* begin *

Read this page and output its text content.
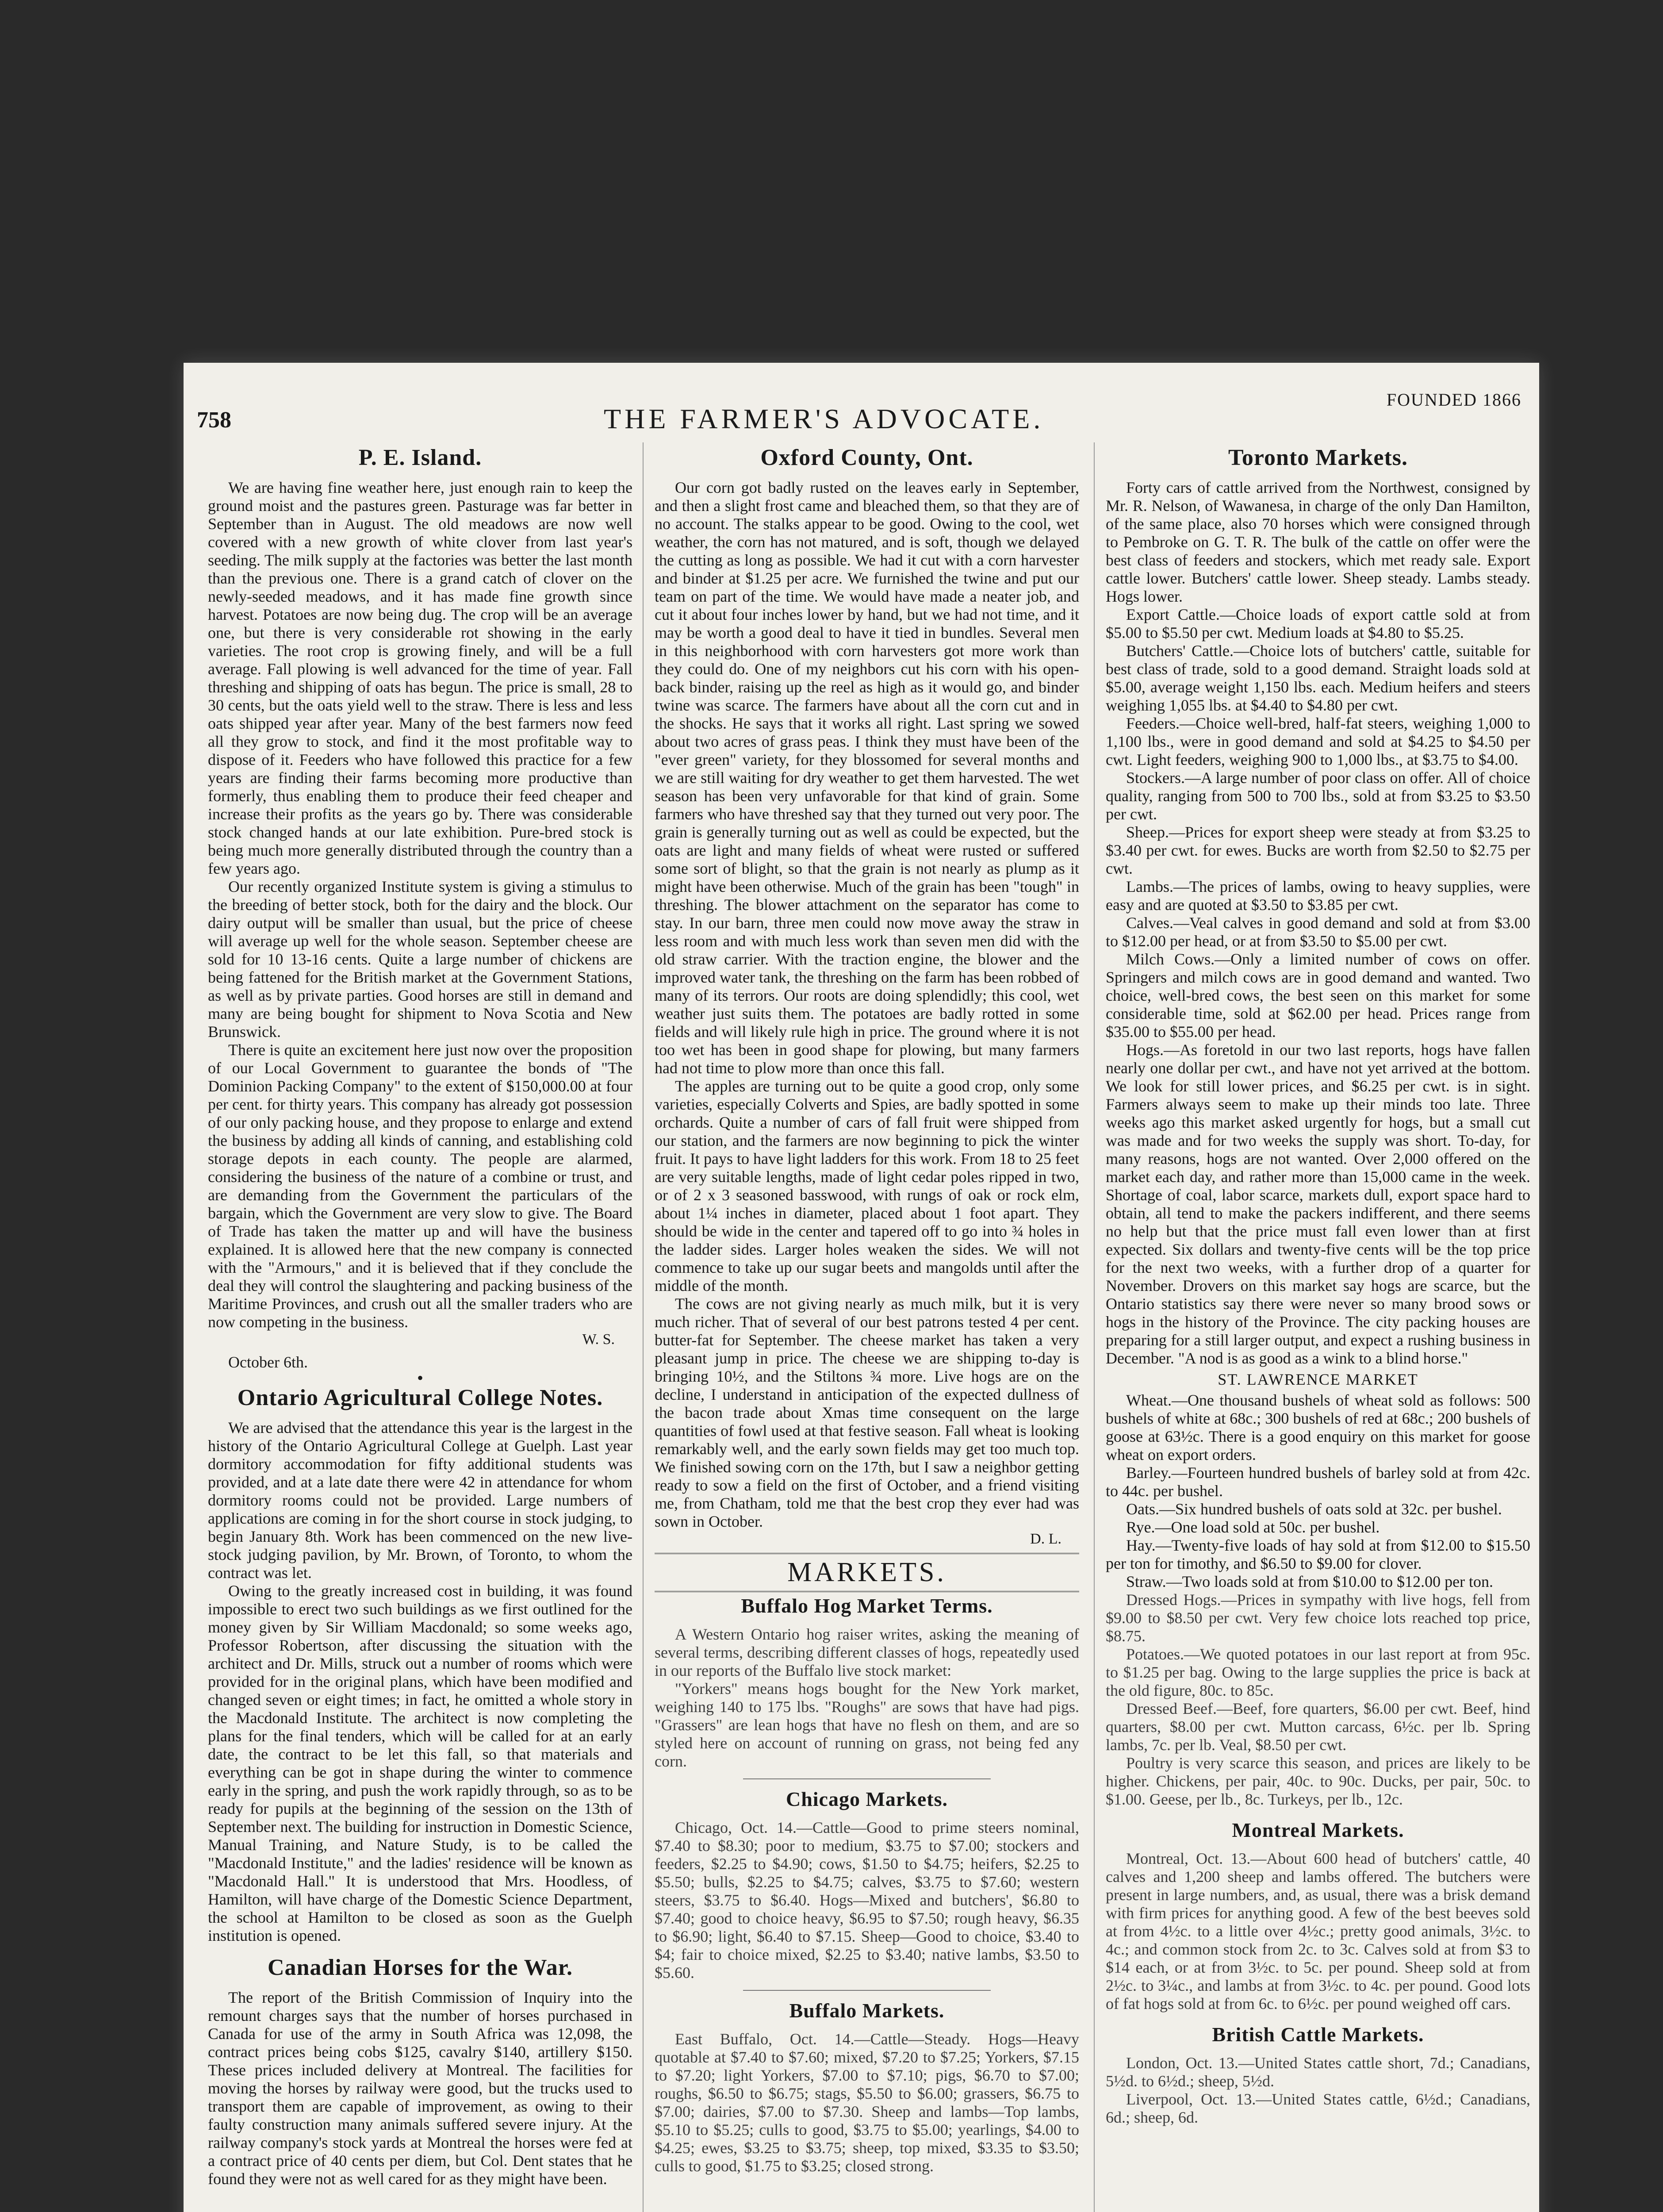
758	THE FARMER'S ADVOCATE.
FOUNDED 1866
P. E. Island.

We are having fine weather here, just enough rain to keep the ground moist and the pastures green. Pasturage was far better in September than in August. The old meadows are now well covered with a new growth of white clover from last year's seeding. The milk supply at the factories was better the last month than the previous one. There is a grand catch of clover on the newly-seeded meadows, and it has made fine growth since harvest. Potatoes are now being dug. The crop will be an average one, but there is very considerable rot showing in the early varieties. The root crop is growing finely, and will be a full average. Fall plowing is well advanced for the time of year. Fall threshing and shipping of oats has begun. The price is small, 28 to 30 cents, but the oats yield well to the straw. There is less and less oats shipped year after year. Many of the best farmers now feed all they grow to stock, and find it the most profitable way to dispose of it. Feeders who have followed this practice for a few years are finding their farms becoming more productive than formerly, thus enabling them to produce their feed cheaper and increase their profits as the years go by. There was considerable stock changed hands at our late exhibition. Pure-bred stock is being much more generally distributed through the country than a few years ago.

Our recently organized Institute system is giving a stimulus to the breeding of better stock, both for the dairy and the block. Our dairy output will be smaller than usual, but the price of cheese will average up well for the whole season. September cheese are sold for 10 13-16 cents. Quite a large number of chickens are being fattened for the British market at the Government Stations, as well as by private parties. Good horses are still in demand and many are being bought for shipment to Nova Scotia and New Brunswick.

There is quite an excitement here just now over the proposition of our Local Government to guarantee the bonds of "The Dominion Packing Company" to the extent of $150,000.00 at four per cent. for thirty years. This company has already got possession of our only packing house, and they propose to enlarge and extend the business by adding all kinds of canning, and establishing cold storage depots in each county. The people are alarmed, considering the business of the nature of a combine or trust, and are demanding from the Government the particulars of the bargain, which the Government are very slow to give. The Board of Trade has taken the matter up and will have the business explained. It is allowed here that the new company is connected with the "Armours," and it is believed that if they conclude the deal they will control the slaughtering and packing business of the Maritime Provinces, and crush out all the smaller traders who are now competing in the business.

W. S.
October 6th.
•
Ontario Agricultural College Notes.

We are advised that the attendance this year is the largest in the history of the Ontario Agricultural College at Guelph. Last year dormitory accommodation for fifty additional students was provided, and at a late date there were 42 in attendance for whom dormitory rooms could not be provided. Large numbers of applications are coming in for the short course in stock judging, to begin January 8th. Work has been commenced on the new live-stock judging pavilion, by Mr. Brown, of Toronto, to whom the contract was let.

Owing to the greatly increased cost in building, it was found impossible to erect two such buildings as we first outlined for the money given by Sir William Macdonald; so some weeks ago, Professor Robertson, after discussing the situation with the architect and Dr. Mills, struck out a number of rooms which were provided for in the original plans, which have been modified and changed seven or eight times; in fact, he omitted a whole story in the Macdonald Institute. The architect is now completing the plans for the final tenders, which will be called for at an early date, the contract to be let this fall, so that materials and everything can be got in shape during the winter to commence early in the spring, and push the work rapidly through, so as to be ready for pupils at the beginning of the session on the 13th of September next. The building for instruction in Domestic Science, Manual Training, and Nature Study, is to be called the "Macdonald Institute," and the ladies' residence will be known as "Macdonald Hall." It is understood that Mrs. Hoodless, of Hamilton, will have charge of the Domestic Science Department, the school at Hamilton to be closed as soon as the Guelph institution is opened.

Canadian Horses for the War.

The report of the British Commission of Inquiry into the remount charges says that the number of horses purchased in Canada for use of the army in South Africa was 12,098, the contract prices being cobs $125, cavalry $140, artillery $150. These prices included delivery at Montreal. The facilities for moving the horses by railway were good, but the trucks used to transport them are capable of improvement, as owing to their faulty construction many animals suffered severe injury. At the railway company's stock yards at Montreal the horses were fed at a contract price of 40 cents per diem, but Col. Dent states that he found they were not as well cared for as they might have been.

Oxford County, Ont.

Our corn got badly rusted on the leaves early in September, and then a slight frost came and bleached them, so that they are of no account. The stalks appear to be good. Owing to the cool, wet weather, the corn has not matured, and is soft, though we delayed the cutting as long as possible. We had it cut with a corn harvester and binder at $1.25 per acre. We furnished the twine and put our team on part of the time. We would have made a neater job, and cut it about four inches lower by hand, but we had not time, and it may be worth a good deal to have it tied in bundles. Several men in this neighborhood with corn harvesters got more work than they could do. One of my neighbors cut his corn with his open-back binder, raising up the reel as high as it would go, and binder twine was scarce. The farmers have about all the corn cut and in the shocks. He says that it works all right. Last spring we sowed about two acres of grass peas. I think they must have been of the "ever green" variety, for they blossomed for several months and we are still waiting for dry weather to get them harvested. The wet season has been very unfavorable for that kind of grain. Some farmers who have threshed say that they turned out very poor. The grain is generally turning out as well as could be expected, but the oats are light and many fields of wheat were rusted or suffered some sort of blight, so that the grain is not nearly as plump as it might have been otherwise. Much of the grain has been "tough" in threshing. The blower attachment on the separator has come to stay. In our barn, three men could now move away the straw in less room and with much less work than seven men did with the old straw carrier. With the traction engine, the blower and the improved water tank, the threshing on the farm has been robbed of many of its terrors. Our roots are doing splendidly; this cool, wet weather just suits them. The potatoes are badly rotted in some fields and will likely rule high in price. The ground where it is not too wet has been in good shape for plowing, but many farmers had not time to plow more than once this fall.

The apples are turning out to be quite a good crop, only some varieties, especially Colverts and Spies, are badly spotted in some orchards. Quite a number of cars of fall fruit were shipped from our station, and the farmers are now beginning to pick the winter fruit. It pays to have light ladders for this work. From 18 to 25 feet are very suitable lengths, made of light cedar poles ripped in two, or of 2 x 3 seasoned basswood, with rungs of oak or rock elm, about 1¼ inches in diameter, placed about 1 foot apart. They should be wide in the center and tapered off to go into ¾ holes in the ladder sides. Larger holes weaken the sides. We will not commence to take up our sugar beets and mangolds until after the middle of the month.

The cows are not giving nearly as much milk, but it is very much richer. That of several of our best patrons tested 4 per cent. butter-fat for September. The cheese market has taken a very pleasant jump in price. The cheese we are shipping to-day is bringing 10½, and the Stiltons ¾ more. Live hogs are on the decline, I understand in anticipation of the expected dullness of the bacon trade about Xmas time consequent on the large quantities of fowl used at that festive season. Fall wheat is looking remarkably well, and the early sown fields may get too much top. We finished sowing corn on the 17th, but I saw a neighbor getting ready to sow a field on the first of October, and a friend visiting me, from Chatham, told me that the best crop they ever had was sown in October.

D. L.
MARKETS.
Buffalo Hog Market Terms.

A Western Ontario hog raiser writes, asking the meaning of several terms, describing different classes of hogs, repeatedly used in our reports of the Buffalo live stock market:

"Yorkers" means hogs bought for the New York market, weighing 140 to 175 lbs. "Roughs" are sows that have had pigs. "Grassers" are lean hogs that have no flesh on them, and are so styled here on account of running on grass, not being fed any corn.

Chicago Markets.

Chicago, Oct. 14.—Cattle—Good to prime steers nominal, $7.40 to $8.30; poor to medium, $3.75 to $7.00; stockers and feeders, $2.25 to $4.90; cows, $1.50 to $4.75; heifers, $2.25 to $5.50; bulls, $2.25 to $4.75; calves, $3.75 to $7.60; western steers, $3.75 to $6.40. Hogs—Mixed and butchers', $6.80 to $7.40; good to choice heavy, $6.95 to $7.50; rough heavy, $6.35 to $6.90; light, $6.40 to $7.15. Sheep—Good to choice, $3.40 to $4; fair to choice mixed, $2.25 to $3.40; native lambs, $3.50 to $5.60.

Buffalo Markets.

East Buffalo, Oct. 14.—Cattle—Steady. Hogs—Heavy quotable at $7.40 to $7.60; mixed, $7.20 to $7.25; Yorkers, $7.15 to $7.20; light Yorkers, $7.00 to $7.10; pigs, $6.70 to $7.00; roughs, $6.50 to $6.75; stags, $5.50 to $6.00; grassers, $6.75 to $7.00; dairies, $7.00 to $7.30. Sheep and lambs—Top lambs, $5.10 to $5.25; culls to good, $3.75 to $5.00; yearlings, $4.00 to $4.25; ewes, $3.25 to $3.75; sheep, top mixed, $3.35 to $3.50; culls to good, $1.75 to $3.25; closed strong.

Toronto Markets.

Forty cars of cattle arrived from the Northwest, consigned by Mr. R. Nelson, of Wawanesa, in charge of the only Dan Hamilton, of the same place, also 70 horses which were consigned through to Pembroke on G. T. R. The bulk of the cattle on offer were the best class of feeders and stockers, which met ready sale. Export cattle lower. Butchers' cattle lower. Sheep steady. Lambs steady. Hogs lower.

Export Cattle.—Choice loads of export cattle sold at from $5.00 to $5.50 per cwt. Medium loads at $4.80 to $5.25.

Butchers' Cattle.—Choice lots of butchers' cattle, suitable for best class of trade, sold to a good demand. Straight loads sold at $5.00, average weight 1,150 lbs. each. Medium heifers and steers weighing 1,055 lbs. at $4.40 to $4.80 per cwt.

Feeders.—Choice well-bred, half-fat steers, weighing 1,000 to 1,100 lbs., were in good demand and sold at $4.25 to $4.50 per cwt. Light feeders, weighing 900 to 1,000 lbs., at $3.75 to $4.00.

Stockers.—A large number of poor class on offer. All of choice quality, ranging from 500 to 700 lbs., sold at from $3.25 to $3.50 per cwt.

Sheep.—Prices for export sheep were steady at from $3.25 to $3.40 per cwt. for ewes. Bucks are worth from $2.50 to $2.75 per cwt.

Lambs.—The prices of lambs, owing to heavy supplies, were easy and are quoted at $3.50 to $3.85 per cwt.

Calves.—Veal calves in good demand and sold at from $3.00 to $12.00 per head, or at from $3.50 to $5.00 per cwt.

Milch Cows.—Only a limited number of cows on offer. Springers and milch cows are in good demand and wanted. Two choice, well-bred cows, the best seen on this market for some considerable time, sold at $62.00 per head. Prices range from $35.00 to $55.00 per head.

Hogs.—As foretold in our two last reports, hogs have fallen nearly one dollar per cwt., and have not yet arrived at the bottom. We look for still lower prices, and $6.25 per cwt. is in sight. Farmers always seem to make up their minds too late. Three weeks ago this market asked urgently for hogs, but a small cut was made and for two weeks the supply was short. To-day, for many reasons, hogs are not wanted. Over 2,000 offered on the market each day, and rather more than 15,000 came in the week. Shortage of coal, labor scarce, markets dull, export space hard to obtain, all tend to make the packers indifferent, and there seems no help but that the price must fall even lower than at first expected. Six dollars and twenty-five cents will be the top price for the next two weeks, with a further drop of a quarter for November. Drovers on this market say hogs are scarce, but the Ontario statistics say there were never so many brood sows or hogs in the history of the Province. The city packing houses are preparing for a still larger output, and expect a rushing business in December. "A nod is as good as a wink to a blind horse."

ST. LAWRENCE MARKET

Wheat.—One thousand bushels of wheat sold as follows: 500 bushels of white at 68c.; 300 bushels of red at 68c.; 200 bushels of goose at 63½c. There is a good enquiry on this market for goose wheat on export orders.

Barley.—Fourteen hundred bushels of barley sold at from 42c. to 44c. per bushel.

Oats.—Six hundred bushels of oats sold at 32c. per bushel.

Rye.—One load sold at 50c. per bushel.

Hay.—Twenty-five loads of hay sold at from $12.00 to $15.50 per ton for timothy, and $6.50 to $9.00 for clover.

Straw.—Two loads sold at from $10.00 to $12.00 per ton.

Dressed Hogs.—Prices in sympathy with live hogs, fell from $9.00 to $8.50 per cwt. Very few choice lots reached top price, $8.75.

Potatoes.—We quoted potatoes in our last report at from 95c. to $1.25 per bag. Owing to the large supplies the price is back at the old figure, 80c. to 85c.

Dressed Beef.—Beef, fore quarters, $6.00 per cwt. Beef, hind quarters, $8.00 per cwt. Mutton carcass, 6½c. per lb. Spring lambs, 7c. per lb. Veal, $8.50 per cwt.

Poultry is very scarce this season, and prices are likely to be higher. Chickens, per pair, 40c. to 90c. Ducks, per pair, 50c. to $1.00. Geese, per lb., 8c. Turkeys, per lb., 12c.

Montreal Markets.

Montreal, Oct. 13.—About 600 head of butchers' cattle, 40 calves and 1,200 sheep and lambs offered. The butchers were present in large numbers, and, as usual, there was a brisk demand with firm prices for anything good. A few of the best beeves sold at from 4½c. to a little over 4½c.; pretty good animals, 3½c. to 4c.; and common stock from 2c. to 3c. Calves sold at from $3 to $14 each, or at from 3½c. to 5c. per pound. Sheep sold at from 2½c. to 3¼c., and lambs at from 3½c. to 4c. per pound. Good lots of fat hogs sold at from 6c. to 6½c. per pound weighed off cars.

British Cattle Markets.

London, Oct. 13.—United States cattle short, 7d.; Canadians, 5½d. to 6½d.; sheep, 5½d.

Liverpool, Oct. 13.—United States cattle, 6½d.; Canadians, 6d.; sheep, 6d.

* end *

## SET TASK
From the entries above, select each line containing the string "supplies".

## RESPONSE
Lambs.—The prices of lambs, owing to heavy supplies, were easy and are quoted at $3.50 to $3.85 per cwt.
Potatoes.—We quoted potatoes in our last report at from 95c. to $1.25 per bag. Owing to the large supplies the price is back at the old figure, 80c. to 85c.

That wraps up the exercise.